**Exercise prompt**
Return the entries below in their exact form, leaving the pictures out.

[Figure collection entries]
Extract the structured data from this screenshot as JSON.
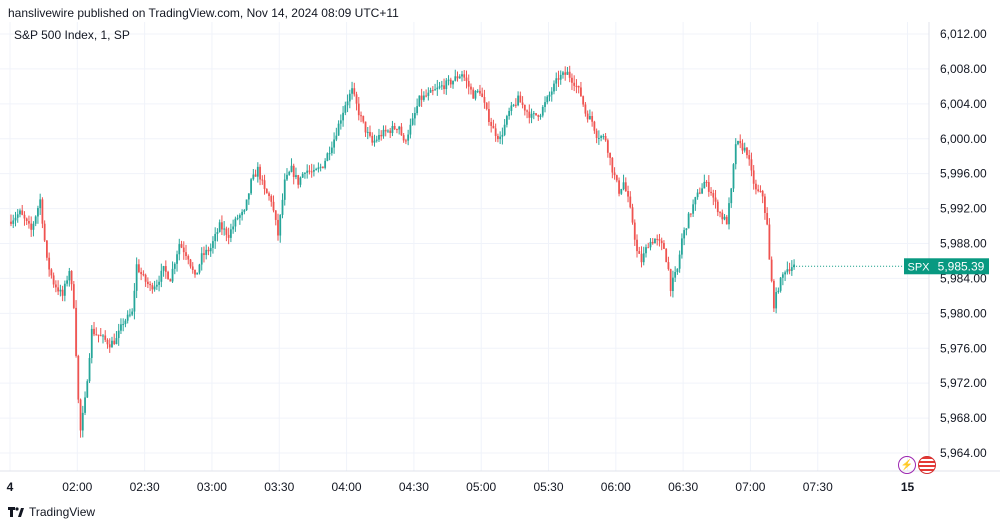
{
  "header": {
    "publish_note": "hanslivewire published on TradingView.com, Nov 14, 2024 08:09 UTC+11",
    "symbol_title": "S&P 500 Index, 1, SP"
  },
  "footer": {
    "brand": "TradingView"
  },
  "colors": {
    "up": "#26a69a",
    "down": "#ef5350",
    "grid": "#f0f3fa",
    "axis_text": "#131722",
    "label_bg": "#089981"
  },
  "icons": [
    "lightning-icon",
    "us-flag-icon",
    "tradingview-logo-icon"
  ],
  "chart_data": {
    "type": "candlestick",
    "title": "S&P 500 Index, 1, SP",
    "ylim": [
      5962,
      6014
    ],
    "y_ticks": [
      "6,012.00",
      "6,008.00",
      "6,004.00",
      "6,000.00",
      "5,996.00",
      "5,992.00",
      "5,988.00",
      "5,984.00",
      "5,980.00",
      "5,976.00",
      "5,972.00",
      "5,968.00",
      "5,964.00"
    ],
    "y_tick_values": [
      6012,
      6008,
      6004,
      6000,
      5996,
      5992,
      5988,
      5984,
      5980,
      5976,
      5972,
      5968,
      5964
    ],
    "x_ticks": [
      "4",
      "02:00",
      "02:30",
      "03:00",
      "03:30",
      "04:00",
      "04:30",
      "05:00",
      "05:30",
      "06:00",
      "06:30",
      "07:00",
      "07:30",
      "15"
    ],
    "x_tick_minutes": [
      90,
      120,
      150,
      180,
      210,
      240,
      270,
      300,
      330,
      360,
      390,
      420,
      450,
      490
    ],
    "x_range_minutes": [
      90,
      492
    ],
    "last_price_label": {
      "symbol": "SPX",
      "value": "5,985.39",
      "price": 5985.39
    },
    "waypoints": [
      [
        90,
        5990.5
      ],
      [
        95,
        5991.5
      ],
      [
        100,
        5989.5
      ],
      [
        104,
        5993
      ],
      [
        107,
        5986
      ],
      [
        110,
        5983.5
      ],
      [
        114,
        5982
      ],
      [
        117,
        5985
      ],
      [
        119,
        5981
      ],
      [
        121,
        5970
      ],
      [
        122,
        5966.5
      ],
      [
        124,
        5970
      ],
      [
        127,
        5978
      ],
      [
        130,
        5977.5
      ],
      [
        135,
        5976.5
      ],
      [
        138,
        5977
      ],
      [
        141,
        5979
      ],
      [
        145,
        5980
      ],
      [
        147,
        5985.5
      ],
      [
        150,
        5984
      ],
      [
        153,
        5983
      ],
      [
        156,
        5983.5
      ],
      [
        159,
        5985
      ],
      [
        162,
        5984
      ],
      [
        166,
        5988
      ],
      [
        170,
        5986.5
      ],
      [
        173,
        5984
      ],
      [
        176,
        5986.5
      ],
      [
        180,
        5987.5
      ],
      [
        184,
        5990
      ],
      [
        188,
        5989
      ],
      [
        192,
        5991
      ],
      [
        195,
        5991.5
      ],
      [
        198,
        5995
      ],
      [
        201,
        5996.5
      ],
      [
        204,
        5994
      ],
      [
        207,
        5993
      ],
      [
        210,
        5989
      ],
      [
        213,
        5995
      ],
      [
        216,
        5996.5
      ],
      [
        219,
        5995
      ],
      [
        222,
        5996.5
      ],
      [
        226,
        5996
      ],
      [
        230,
        5997
      ],
      [
        235,
        6000
      ],
      [
        240,
        6004
      ],
      [
        243,
        6005.5
      ],
      [
        246,
        6003
      ],
      [
        249,
        6001
      ],
      [
        252,
        5999.5
      ],
      [
        256,
        6000.5
      ],
      [
        260,
        6001
      ],
      [
        264,
        6001.5
      ],
      [
        266,
        5999.5
      ],
      [
        270,
        6002
      ],
      [
        273,
        6004.5
      ],
      [
        277,
        6005
      ],
      [
        280,
        6005.5
      ],
      [
        283,
        6006
      ],
      [
        287,
        6006.5
      ],
      [
        292,
        6007.5
      ],
      [
        295,
        6006
      ],
      [
        297,
        6005
      ],
      [
        300,
        6005.5
      ],
      [
        303,
        6003
      ],
      [
        306,
        6001
      ],
      [
        309,
        6000
      ],
      [
        313,
        6003
      ],
      [
        317,
        6004.5
      ],
      [
        320,
        6003.5
      ],
      [
        323,
        6002.5
      ],
      [
        327,
        6003
      ],
      [
        331,
        6005
      ],
      [
        335,
        6007
      ],
      [
        339,
        6007.5
      ],
      [
        342,
        6006.5
      ],
      [
        345,
        6005
      ],
      [
        347,
        6003
      ],
      [
        350,
        6002
      ],
      [
        352,
        6000.5
      ],
      [
        356,
        6000
      ],
      [
        359,
        5996.5
      ],
      [
        362,
        5994
      ],
      [
        364,
        5995
      ],
      [
        366,
        5993
      ],
      [
        368,
        5990.5
      ],
      [
        370,
        5987
      ],
      [
        372,
        5986
      ],
      [
        375,
        5988
      ],
      [
        378,
        5988.5
      ],
      [
        380,
        5988
      ],
      [
        382,
        5987.5
      ],
      [
        384,
        5985
      ],
      [
        385,
        5983
      ],
      [
        388,
        5985
      ],
      [
        390,
        5988.5
      ],
      [
        393,
        5991
      ],
      [
        396,
        5993
      ],
      [
        400,
        5995
      ],
      [
        403,
        5994
      ],
      [
        405,
        5992.5
      ],
      [
        408,
        5991
      ],
      [
        410,
        5990.5
      ],
      [
        412,
        5994
      ],
      [
        414,
        5999.5
      ],
      [
        417,
        5999
      ],
      [
        419,
        5998.5
      ],
      [
        421,
        5996
      ],
      [
        423,
        5994
      ],
      [
        426,
        5993.5
      ],
      [
        428,
        5990
      ],
      [
        429,
        5986
      ],
      [
        431,
        5981
      ],
      [
        433,
        5983
      ],
      [
        436,
        5985
      ],
      [
        439,
        5985.4
      ]
    ]
  }
}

**Exercise result**
Extract the structured data from this screenshot as JSON.
{
  "header": {
    "publish_note": "hanslivewire published on TradingView.com, Nov 14, 2024 08:09 UTC+11",
    "symbol_title": "S&P 500 Index, 1, SP"
  },
  "footer": {
    "brand": "TradingView"
  },
  "colors": {
    "up": "#26a69a",
    "down": "#ef5350",
    "grid": "#f0f3fa",
    "axis_text": "#131722",
    "label_bg": "#089981"
  },
  "icons": [
    "lightning-icon",
    "us-flag-icon",
    "tradingview-logo-icon"
  ],
  "chart_data": {
    "type": "candlestick",
    "title": "S&P 500 Index, 1, SP",
    "ylim": [
      5962,
      6014
    ],
    "y_ticks": [
      "6,012.00",
      "6,008.00",
      "6,004.00",
      "6,000.00",
      "5,996.00",
      "5,992.00",
      "5,988.00",
      "5,984.00",
      "5,980.00",
      "5,976.00",
      "5,972.00",
      "5,968.00",
      "5,964.00"
    ],
    "y_tick_values": [
      6012,
      6008,
      6004,
      6000,
      5996,
      5992,
      5988,
      5984,
      5980,
      5976,
      5972,
      5968,
      5964
    ],
    "x_ticks": [
      "4",
      "02:00",
      "02:30",
      "03:00",
      "03:30",
      "04:00",
      "04:30",
      "05:00",
      "05:30",
      "06:00",
      "06:30",
      "07:00",
      "07:30",
      "15"
    ],
    "x_tick_minutes": [
      90,
      120,
      150,
      180,
      210,
      240,
      270,
      300,
      330,
      360,
      390,
      420,
      450,
      490
    ],
    "x_range_minutes": [
      90,
      492
    ],
    "last_price_label": {
      "symbol": "SPX",
      "value": "5,985.39",
      "price": 5985.39
    },
    "waypoints": [
      [
        90,
        5990.5
      ],
      [
        95,
        5991.5
      ],
      [
        100,
        5989.5
      ],
      [
        104,
        5993
      ],
      [
        107,
        5986
      ],
      [
        110,
        5983.5
      ],
      [
        114,
        5982
      ],
      [
        117,
        5985
      ],
      [
        119,
        5981
      ],
      [
        121,
        5970
      ],
      [
        122,
        5966.5
      ],
      [
        124,
        5970
      ],
      [
        127,
        5978
      ],
      [
        130,
        5977.5
      ],
      [
        135,
        5976.5
      ],
      [
        138,
        5977
      ],
      [
        141,
        5979
      ],
      [
        145,
        5980
      ],
      [
        147,
        5985.5
      ],
      [
        150,
        5984
      ],
      [
        153,
        5983
      ],
      [
        156,
        5983.5
      ],
      [
        159,
        5985
      ],
      [
        162,
        5984
      ],
      [
        166,
        5988
      ],
      [
        170,
        5986.5
      ],
      [
        173,
        5984
      ],
      [
        176,
        5986.5
      ],
      [
        180,
        5987.5
      ],
      [
        184,
        5990
      ],
      [
        188,
        5989
      ],
      [
        192,
        5991
      ],
      [
        195,
        5991.5
      ],
      [
        198,
        5995
      ],
      [
        201,
        5996.5
      ],
      [
        204,
        5994
      ],
      [
        207,
        5993
      ],
      [
        210,
        5989
      ],
      [
        213,
        5995
      ],
      [
        216,
        5996.5
      ],
      [
        219,
        5995
      ],
      [
        222,
        5996.5
      ],
      [
        226,
        5996
      ],
      [
        230,
        5997
      ],
      [
        235,
        6000
      ],
      [
        240,
        6004
      ],
      [
        243,
        6005.5
      ],
      [
        246,
        6003
      ],
      [
        249,
        6001
      ],
      [
        252,
        5999.5
      ],
      [
        256,
        6000.5
      ],
      [
        260,
        6001
      ],
      [
        264,
        6001.5
      ],
      [
        266,
        5999.5
      ],
      [
        270,
        6002
      ],
      [
        273,
        6004.5
      ],
      [
        277,
        6005
      ],
      [
        280,
        6005.5
      ],
      [
        283,
        6006
      ],
      [
        287,
        6006.5
      ],
      [
        292,
        6007.5
      ],
      [
        295,
        6006
      ],
      [
        297,
        6005
      ],
      [
        300,
        6005.5
      ],
      [
        303,
        6003
      ],
      [
        306,
        6001
      ],
      [
        309,
        6000
      ],
      [
        313,
        6003
      ],
      [
        317,
        6004.5
      ],
      [
        320,
        6003.5
      ],
      [
        323,
        6002.5
      ],
      [
        327,
        6003
      ],
      [
        331,
        6005
      ],
      [
        335,
        6007
      ],
      [
        339,
        6007.5
      ],
      [
        342,
        6006.5
      ],
      [
        345,
        6005
      ],
      [
        347,
        6003
      ],
      [
        350,
        6002
      ],
      [
        352,
        6000.5
      ],
      [
        356,
        6000
      ],
      [
        359,
        5996.5
      ],
      [
        362,
        5994
      ],
      [
        364,
        5995
      ],
      [
        366,
        5993
      ],
      [
        368,
        5990.5
      ],
      [
        370,
        5987
      ],
      [
        372,
        5986
      ],
      [
        375,
        5988
      ],
      [
        378,
        5988.5
      ],
      [
        380,
        5988
      ],
      [
        382,
        5987.5
      ],
      [
        384,
        5985
      ],
      [
        385,
        5983
      ],
      [
        388,
        5985
      ],
      [
        390,
        5988.5
      ],
      [
        393,
        5991
      ],
      [
        396,
        5993
      ],
      [
        400,
        5995
      ],
      [
        403,
        5994
      ],
      [
        405,
        5992.5
      ],
      [
        408,
        5991
      ],
      [
        410,
        5990.5
      ],
      [
        412,
        5994
      ],
      [
        414,
        5999.5
      ],
      [
        417,
        5999
      ],
      [
        419,
        5998.5
      ],
      [
        421,
        5996
      ],
      [
        423,
        5994
      ],
      [
        426,
        5993.5
      ],
      [
        428,
        5990
      ],
      [
        429,
        5986
      ],
      [
        431,
        5981
      ],
      [
        433,
        5983
      ],
      [
        436,
        5985
      ],
      [
        439,
        5985.4
      ]
    ]
  }
}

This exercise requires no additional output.